Data extracted from a collection:
□ □ □ □ □

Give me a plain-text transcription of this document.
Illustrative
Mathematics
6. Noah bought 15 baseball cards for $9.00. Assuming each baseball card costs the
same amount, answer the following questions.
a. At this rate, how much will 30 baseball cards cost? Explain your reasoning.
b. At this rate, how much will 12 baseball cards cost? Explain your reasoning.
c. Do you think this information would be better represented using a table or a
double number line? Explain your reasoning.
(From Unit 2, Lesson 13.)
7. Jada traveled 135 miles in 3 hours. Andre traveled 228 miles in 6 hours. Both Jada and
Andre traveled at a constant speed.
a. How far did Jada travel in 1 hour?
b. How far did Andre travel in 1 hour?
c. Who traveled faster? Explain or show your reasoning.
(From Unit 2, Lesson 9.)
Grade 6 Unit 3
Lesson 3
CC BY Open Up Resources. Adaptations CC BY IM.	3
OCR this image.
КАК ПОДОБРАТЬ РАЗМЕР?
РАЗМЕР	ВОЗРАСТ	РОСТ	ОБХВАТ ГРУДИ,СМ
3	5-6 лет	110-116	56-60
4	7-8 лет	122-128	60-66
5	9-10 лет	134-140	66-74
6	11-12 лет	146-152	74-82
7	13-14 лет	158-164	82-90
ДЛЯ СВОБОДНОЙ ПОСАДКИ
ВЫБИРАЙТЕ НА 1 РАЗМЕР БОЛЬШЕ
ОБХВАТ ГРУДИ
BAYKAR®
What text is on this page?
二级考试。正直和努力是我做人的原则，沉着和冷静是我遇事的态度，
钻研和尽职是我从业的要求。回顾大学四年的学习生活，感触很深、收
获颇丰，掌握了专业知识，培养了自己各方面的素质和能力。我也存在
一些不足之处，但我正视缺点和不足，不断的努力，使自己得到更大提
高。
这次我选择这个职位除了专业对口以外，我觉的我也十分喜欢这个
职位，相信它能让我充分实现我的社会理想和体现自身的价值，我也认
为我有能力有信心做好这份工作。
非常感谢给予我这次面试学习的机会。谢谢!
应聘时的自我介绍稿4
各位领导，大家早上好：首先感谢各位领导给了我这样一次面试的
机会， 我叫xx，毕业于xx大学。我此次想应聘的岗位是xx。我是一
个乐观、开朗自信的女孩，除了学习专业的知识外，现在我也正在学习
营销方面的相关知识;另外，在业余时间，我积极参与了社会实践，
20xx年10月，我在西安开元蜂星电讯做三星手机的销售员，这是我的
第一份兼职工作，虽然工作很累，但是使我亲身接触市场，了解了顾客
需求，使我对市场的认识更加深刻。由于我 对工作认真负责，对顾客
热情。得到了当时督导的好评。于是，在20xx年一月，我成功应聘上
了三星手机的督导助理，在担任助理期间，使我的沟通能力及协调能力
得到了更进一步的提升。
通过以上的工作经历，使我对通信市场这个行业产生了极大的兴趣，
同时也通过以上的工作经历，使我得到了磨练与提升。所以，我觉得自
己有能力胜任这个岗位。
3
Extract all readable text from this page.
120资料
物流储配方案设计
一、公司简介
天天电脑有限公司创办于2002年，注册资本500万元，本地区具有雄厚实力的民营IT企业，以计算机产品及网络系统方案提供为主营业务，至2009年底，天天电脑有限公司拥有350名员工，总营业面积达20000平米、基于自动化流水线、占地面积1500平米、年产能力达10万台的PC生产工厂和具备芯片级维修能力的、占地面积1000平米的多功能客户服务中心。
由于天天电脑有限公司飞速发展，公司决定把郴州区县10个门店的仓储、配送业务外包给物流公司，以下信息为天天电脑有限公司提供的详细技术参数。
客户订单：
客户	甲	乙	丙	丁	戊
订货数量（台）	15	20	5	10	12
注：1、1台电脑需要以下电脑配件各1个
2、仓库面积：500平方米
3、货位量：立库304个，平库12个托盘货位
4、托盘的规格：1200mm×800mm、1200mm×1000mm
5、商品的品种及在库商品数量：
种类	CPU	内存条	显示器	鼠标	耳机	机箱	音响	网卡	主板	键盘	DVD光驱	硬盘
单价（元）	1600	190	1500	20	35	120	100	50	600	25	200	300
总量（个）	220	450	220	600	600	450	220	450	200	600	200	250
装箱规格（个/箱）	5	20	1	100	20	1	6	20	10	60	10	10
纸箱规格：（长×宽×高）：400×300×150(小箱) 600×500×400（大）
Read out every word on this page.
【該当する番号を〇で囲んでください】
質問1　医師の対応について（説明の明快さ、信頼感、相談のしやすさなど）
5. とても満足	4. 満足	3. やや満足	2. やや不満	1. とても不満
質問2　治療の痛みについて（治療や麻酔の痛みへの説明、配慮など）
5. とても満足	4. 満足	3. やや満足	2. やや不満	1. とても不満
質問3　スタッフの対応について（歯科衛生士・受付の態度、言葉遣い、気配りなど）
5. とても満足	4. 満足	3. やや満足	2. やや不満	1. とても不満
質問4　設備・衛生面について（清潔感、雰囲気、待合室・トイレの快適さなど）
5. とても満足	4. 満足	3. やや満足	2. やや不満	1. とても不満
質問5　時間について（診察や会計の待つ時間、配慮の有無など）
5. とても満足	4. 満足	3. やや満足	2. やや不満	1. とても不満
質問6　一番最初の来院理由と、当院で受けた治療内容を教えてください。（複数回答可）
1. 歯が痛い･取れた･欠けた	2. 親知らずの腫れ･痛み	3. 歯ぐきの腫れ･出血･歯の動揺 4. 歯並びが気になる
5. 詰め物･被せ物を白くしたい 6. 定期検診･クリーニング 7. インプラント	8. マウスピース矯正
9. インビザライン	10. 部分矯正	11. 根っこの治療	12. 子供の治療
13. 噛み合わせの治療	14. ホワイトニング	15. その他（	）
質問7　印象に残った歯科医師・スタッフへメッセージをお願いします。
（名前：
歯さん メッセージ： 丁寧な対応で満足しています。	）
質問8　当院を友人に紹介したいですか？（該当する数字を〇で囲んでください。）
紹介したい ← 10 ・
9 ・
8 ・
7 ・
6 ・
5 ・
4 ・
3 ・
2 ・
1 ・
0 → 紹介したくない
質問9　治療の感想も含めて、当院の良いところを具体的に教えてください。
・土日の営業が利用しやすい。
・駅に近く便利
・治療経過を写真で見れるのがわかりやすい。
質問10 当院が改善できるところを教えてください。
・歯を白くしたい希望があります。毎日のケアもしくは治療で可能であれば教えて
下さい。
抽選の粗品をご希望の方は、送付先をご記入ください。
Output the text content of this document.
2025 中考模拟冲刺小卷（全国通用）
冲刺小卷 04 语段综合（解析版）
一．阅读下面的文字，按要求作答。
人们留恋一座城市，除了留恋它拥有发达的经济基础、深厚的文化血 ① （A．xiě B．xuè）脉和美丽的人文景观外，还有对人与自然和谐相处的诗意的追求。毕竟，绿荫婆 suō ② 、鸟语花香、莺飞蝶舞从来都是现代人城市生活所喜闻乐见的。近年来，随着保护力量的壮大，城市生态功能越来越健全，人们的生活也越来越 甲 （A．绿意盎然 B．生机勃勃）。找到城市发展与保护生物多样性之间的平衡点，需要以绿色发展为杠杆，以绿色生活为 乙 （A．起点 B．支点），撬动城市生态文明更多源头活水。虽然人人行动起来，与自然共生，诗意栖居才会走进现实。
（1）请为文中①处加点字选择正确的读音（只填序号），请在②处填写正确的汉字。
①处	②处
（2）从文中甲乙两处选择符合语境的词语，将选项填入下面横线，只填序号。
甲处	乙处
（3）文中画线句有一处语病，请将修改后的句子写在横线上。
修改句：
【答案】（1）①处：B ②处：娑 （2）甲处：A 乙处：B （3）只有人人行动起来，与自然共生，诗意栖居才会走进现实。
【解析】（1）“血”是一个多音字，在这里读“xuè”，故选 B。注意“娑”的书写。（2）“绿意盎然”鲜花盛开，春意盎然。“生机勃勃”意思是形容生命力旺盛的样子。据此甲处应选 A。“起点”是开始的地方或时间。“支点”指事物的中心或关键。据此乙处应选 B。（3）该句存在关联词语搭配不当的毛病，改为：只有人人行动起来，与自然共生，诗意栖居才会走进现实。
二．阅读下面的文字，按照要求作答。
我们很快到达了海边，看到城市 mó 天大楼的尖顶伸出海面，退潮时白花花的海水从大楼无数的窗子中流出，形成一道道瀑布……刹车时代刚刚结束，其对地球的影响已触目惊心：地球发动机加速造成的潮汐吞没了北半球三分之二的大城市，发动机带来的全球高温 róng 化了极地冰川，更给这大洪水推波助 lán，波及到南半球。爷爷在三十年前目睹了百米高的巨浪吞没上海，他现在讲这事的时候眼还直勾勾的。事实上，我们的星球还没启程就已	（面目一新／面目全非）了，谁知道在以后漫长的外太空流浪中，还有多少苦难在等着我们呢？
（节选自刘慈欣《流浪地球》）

□ □ □ □ □

> Required task
From the entries above, extract each line containing "Explain".

> Answer to the problem
a. At this rate, how much will 30 baseball cards cost? Explain your reasoning.
b. At this rate, how much will 12 baseball cards cost? Explain your reasoning.
double number line? Explain your reasoning.
c. Who traveled faster? Explain or show your reasoning.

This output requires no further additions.